(Data listing)
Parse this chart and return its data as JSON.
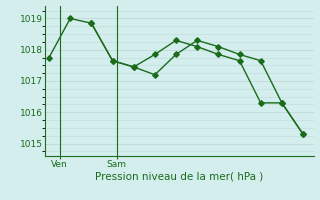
{
  "series1_x": [
    0,
    1,
    2,
    3,
    4,
    5,
    6,
    7,
    8,
    9,
    10,
    11,
    12
  ],
  "series1_y": [
    1017.75,
    1019.0,
    1018.85,
    1017.65,
    1017.45,
    1017.2,
    1017.85,
    1018.3,
    1018.1,
    1017.85,
    1017.65,
    1016.3,
    1015.3
  ],
  "series2_x": [
    2,
    3,
    4,
    5,
    6,
    7,
    8,
    9,
    10,
    11,
    12
  ],
  "series2_y": [
    1018.85,
    1017.65,
    1017.45,
    1017.85,
    1018.3,
    1018.1,
    1017.85,
    1017.65,
    1016.3,
    1016.3,
    1015.3
  ],
  "line_color": "#1a6b1a",
  "bg_color": "#d4eeee",
  "grid_color": "#c0d8d8",
  "ylim": [
    1014.6,
    1019.4
  ],
  "yticks": [
    1015,
    1016,
    1017,
    1018,
    1019
  ],
  "xlim": [
    -0.2,
    12.5
  ],
  "ven_x": 0.5,
  "sam_x": 3.2,
  "ven_label": "Ven",
  "sam_label": "Sam",
  "xlabel": "Pression niveau de la mer( hPa )",
  "tick_fontsize": 6.5,
  "xlabel_fontsize": 7.5,
  "marker": "D",
  "markersize": 2.8,
  "linewidth": 1.0
}
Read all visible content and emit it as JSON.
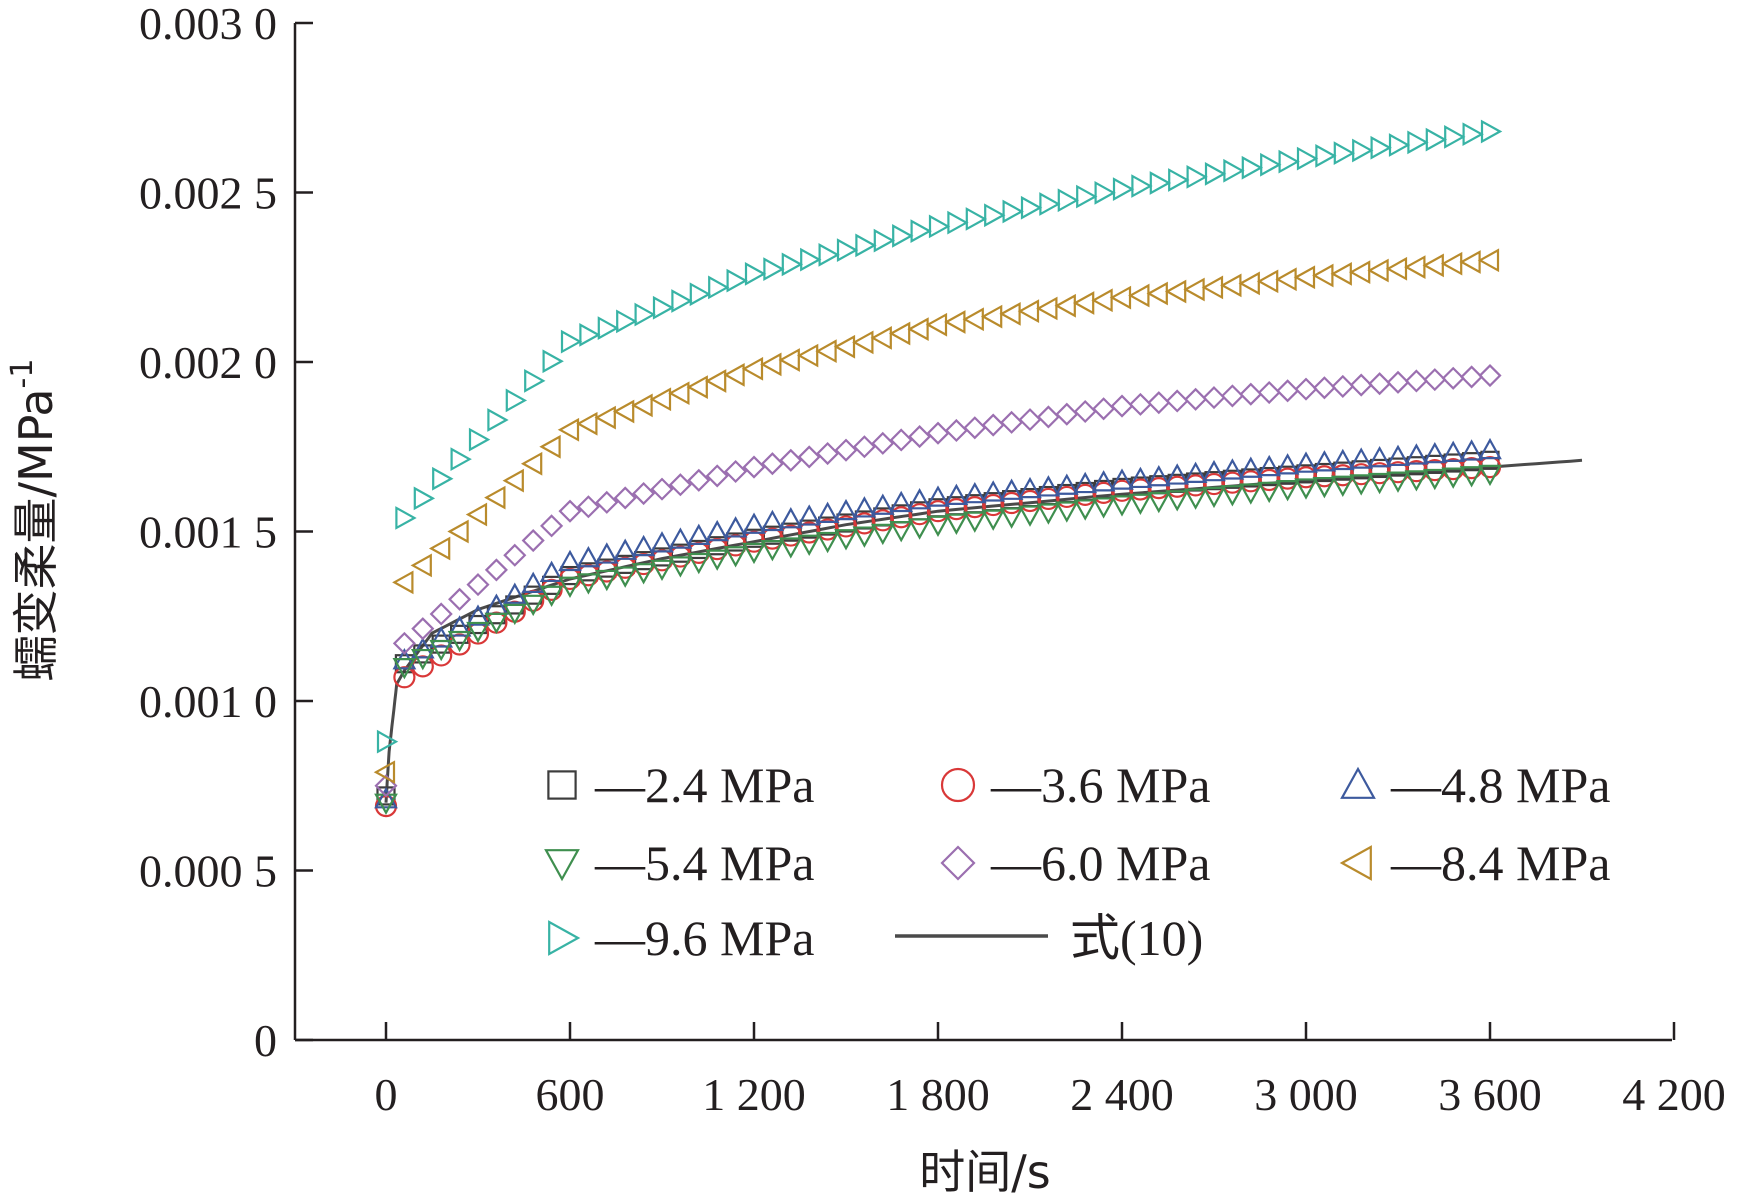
{
  "chart_data": {
    "type": "scatter",
    "xlabel": "时间/s",
    "ylabel": "蠕变柔量/MPa",
    "ylabel_sup": "-1",
    "xlim": [
      -500,
      4200
    ],
    "ylim": [
      0,
      0.003
    ],
    "x_ticks": [
      0,
      600,
      1200,
      1800,
      2400,
      3000,
      3600,
      4200
    ],
    "x_tick_labels": [
      "0",
      "600",
      "1 200",
      "1 800",
      "2 400",
      "3 000",
      "3 600",
      "4 200"
    ],
    "y_ticks": [
      0,
      0.0005,
      0.001,
      0.0015,
      0.002,
      0.0025,
      0.003
    ],
    "y_tick_labels": [
      "0",
      "0.000 5",
      "0.001 0",
      "0.001 5",
      "0.002 0",
      "0.002 5",
      "0.003 0"
    ],
    "grid": false,
    "legend_position": "bottom-right, inside plot",
    "series": [
      {
        "name": "—2.4 MPa",
        "marker": "square",
        "color": "#3d3d3d",
        "initial": 0.00072,
        "points": [
          [
            60,
            0.00111
          ],
          [
            600,
            0.00137
          ],
          [
            1200,
            0.00148
          ],
          [
            1800,
            0.00157
          ],
          [
            2400,
            0.00163
          ],
          [
            3000,
            0.00167
          ],
          [
            3600,
            0.00171
          ]
        ]
      },
      {
        "name": "—3.6 MPa",
        "marker": "circle",
        "color": "#d93838",
        "initial": 0.00069,
        "points": [
          [
            60,
            0.00107
          ],
          [
            600,
            0.00136
          ],
          [
            1200,
            0.00147
          ],
          [
            1800,
            0.00156
          ],
          [
            2400,
            0.00162
          ],
          [
            3000,
            0.00166
          ],
          [
            3600,
            0.00169
          ]
        ]
      },
      {
        "name": "—4.8 MPa",
        "marker": "triangle-up",
        "color": "#3d5a9e",
        "initial": 0.00071,
        "points": [
          [
            60,
            0.00112
          ],
          [
            600,
            0.00141
          ],
          [
            1200,
            0.00152
          ],
          [
            1800,
            0.0016
          ],
          [
            2400,
            0.00165
          ],
          [
            3000,
            0.0017
          ],
          [
            3600,
            0.00174
          ]
        ]
      },
      {
        "name": "—5.4 MPa",
        "marker": "triangle-down",
        "color": "#3f8f4f",
        "initial": 0.0007,
        "points": [
          [
            60,
            0.0011
          ],
          [
            600,
            0.00134
          ],
          [
            1200,
            0.00144
          ],
          [
            1800,
            0.00152
          ],
          [
            2400,
            0.00158
          ],
          [
            3000,
            0.00163
          ],
          [
            3600,
            0.00167
          ]
        ]
      },
      {
        "name": "—6.0 MPa",
        "marker": "diamond",
        "color": "#9b6fb0",
        "initial": 0.00075,
        "points": [
          [
            60,
            0.00117
          ],
          [
            600,
            0.00156
          ],
          [
            1200,
            0.00169
          ],
          [
            1800,
            0.00179
          ],
          [
            2400,
            0.00187
          ],
          [
            3000,
            0.00192
          ],
          [
            3600,
            0.00196
          ]
        ]
      },
      {
        "name": "—8.4 MPa",
        "marker": "triangle-left",
        "color": "#b98b2c",
        "initial": 0.00079,
        "points": [
          [
            60,
            0.00135
          ],
          [
            600,
            0.0018
          ],
          [
            1200,
            0.00198
          ],
          [
            1800,
            0.00211
          ],
          [
            2400,
            0.00219
          ],
          [
            3000,
            0.00225
          ],
          [
            3600,
            0.0023
          ]
        ]
      },
      {
        "name": "—9.6 MPa",
        "marker": "triangle-right",
        "color": "#38b3a5",
        "initial": 0.00088,
        "points": [
          [
            60,
            0.00154
          ],
          [
            600,
            0.00206
          ],
          [
            1200,
            0.00226
          ],
          [
            1800,
            0.0024
          ],
          [
            2400,
            0.00251
          ],
          [
            3000,
            0.0026
          ],
          [
            3600,
            0.00268
          ]
        ]
      }
    ],
    "fit_line": {
      "name": "式(10)",
      "color": "#4a4a4a",
      "points": [
        [
          0,
          0.0007
        ],
        [
          10,
          0.00085
        ],
        [
          35,
          0.00105
        ],
        [
          60,
          0.00109
        ],
        [
          150,
          0.0012
        ],
        [
          300,
          0.00127
        ],
        [
          600,
          0.00136
        ],
        [
          900,
          0.00142
        ],
        [
          1200,
          0.00147
        ],
        [
          1500,
          0.00152
        ],
        [
          1800,
          0.00156
        ],
        [
          2400,
          0.00161
        ],
        [
          3000,
          0.00165
        ],
        [
          3600,
          0.00169
        ],
        [
          3900,
          0.00171
        ]
      ]
    }
  }
}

_EXERCISE GOAL_
Output a faithful copy of the data, with each picture left out.

_CORRECT RESPONSE_
Parse this chart and return its data as JSON.
{
  "series1_x": [
    0,
    1,
    2,
    3,
    4,
    5,
    6,
    7,
    8,
    9,
    10,
    11,
    12
  ],
  "series1_y": [
    1017.75,
    1019.0,
    1018.85,
    1017.65,
    1017.45,
    1017.2,
    1017.85,
    1018.3,
    1018.1,
    1017.85,
    1017.65,
    1016.3,
    1015.3
  ],
  "series2_x": [
    2,
    3,
    4,
    5,
    6,
    7,
    8,
    9,
    10,
    11,
    12
  ],
  "series2_y": [
    1018.85,
    1017.65,
    1017.45,
    1017.85,
    1018.3,
    1018.1,
    1017.85,
    1017.65,
    1016.3,
    1016.3,
    1015.3
  ],
  "line_color": "#1a6b1a",
  "bg_color": "#d4eeee",
  "grid_color": "#c0d8d8",
  "ylim": [
    1014.6,
    1019.4
  ],
  "yticks": [
    1015,
    1016,
    1017,
    1018,
    1019
  ],
  "xlim": [
    -0.2,
    12.5
  ],
  "ven_x": 0.5,
  "sam_x": 3.2,
  "ven_label": "Ven",
  "sam_label": "Sam",
  "xlabel": "Pression niveau de la mer( hPa )",
  "tick_fontsize": 6.5,
  "xlabel_fontsize": 7.5,
  "marker": "D",
  "markersize": 2.8,
  "linewidth": 1.0
}
Read all visible content and emit it as JSON.
{
  "chart_data": {
    "type": "scatter",
    "xlabel": "时间/s",
    "ylabel": "蠕变柔量/MPa",
    "ylabel_sup": "-1",
    "xlim": [
      -500,
      4200
    ],
    "ylim": [
      0,
      0.003
    ],
    "x_ticks": [
      0,
      600,
      1200,
      1800,
      2400,
      3000,
      3600,
      4200
    ],
    "x_tick_labels": [
      "0",
      "600",
      "1 200",
      "1 800",
      "2 400",
      "3 000",
      "3 600",
      "4 200"
    ],
    "y_ticks": [
      0,
      0.0005,
      0.001,
      0.0015,
      0.002,
      0.0025,
      0.003
    ],
    "y_tick_labels": [
      "0",
      "0.000 5",
      "0.001 0",
      "0.001 5",
      "0.002 0",
      "0.002 5",
      "0.003 0"
    ],
    "grid": false,
    "legend_position": "bottom-right, inside plot",
    "series": [
      {
        "name": "—2.4 MPa",
        "marker": "square",
        "color": "#3d3d3d",
        "initial": 0.00072,
        "points": [
          [
            60,
            0.00111
          ],
          [
            600,
            0.00137
          ],
          [
            1200,
            0.00148
          ],
          [
            1800,
            0.00157
          ],
          [
            2400,
            0.00163
          ],
          [
            3000,
            0.00167
          ],
          [
            3600,
            0.00171
          ]
        ]
      },
      {
        "name": "—3.6 MPa",
        "marker": "circle",
        "color": "#d93838",
        "initial": 0.00069,
        "points": [
          [
            60,
            0.00107
          ],
          [
            600,
            0.00136
          ],
          [
            1200,
            0.00147
          ],
          [
            1800,
            0.00156
          ],
          [
            2400,
            0.00162
          ],
          [
            3000,
            0.00166
          ],
          [
            3600,
            0.00169
          ]
        ]
      },
      {
        "name": "—4.8 MPa",
        "marker": "triangle-up",
        "color": "#3d5a9e",
        "initial": 0.00071,
        "points": [
          [
            60,
            0.00112
          ],
          [
            600,
            0.00141
          ],
          [
            1200,
            0.00152
          ],
          [
            1800,
            0.0016
          ],
          [
            2400,
            0.00165
          ],
          [
            3000,
            0.0017
          ],
          [
            3600,
            0.00174
          ]
        ]
      },
      {
        "name": "—5.4 MPa",
        "marker": "triangle-down",
        "color": "#3f8f4f",
        "initial": 0.0007,
        "points": [
          [
            60,
            0.0011
          ],
          [
            600,
            0.00134
          ],
          [
            1200,
            0.00144
          ],
          [
            1800,
            0.00152
          ],
          [
            2400,
            0.00158
          ],
          [
            3000,
            0.00163
          ],
          [
            3600,
            0.00167
          ]
        ]
      },
      {
        "name": "—6.0 MPa",
        "marker": "diamond",
        "color": "#9b6fb0",
        "initial": 0.00075,
        "points": [
          [
            60,
            0.00117
          ],
          [
            600,
            0.00156
          ],
          [
            1200,
            0.00169
          ],
          [
            1800,
            0.00179
          ],
          [
            2400,
            0.00187
          ],
          [
            3000,
            0.00192
          ],
          [
            3600,
            0.00196
          ]
        ]
      },
      {
        "name": "—8.4 MPa",
        "marker": "triangle-left",
        "color": "#b98b2c",
        "initial": 0.00079,
        "points": [
          [
            60,
            0.00135
          ],
          [
            600,
            0.0018
          ],
          [
            1200,
            0.00198
          ],
          [
            1800,
            0.00211
          ],
          [
            2400,
            0.00219
          ],
          [
            3000,
            0.00225
          ],
          [
            3600,
            0.0023
          ]
        ]
      },
      {
        "name": "—9.6 MPa",
        "marker": "triangle-right",
        "color": "#38b3a5",
        "initial": 0.00088,
        "points": [
          [
            60,
            0.00154
          ],
          [
            600,
            0.00206
          ],
          [
            1200,
            0.00226
          ],
          [
            1800,
            0.0024
          ],
          [
            2400,
            0.00251
          ],
          [
            3000,
            0.0026
          ],
          [
            3600,
            0.00268
          ]
        ]
      }
    ],
    "fit_line": {
      "name": "式(10)",
      "color": "#4a4a4a",
      "points": [
        [
          0,
          0.0007
        ],
        [
          10,
          0.00085
        ],
        [
          35,
          0.00105
        ],
        [
          60,
          0.00109
        ],
        [
          150,
          0.0012
        ],
        [
          300,
          0.00127
        ],
        [
          600,
          0.00136
        ],
        [
          900,
          0.00142
        ],
        [
          1200,
          0.00147
        ],
        [
          1500,
          0.00152
        ],
        [
          1800,
          0.00156
        ],
        [
          2400,
          0.00161
        ],
        [
          3000,
          0.00165
        ],
        [
          3600,
          0.00169
        ],
        [
          3900,
          0.00171
        ]
      ]
    }
  }
}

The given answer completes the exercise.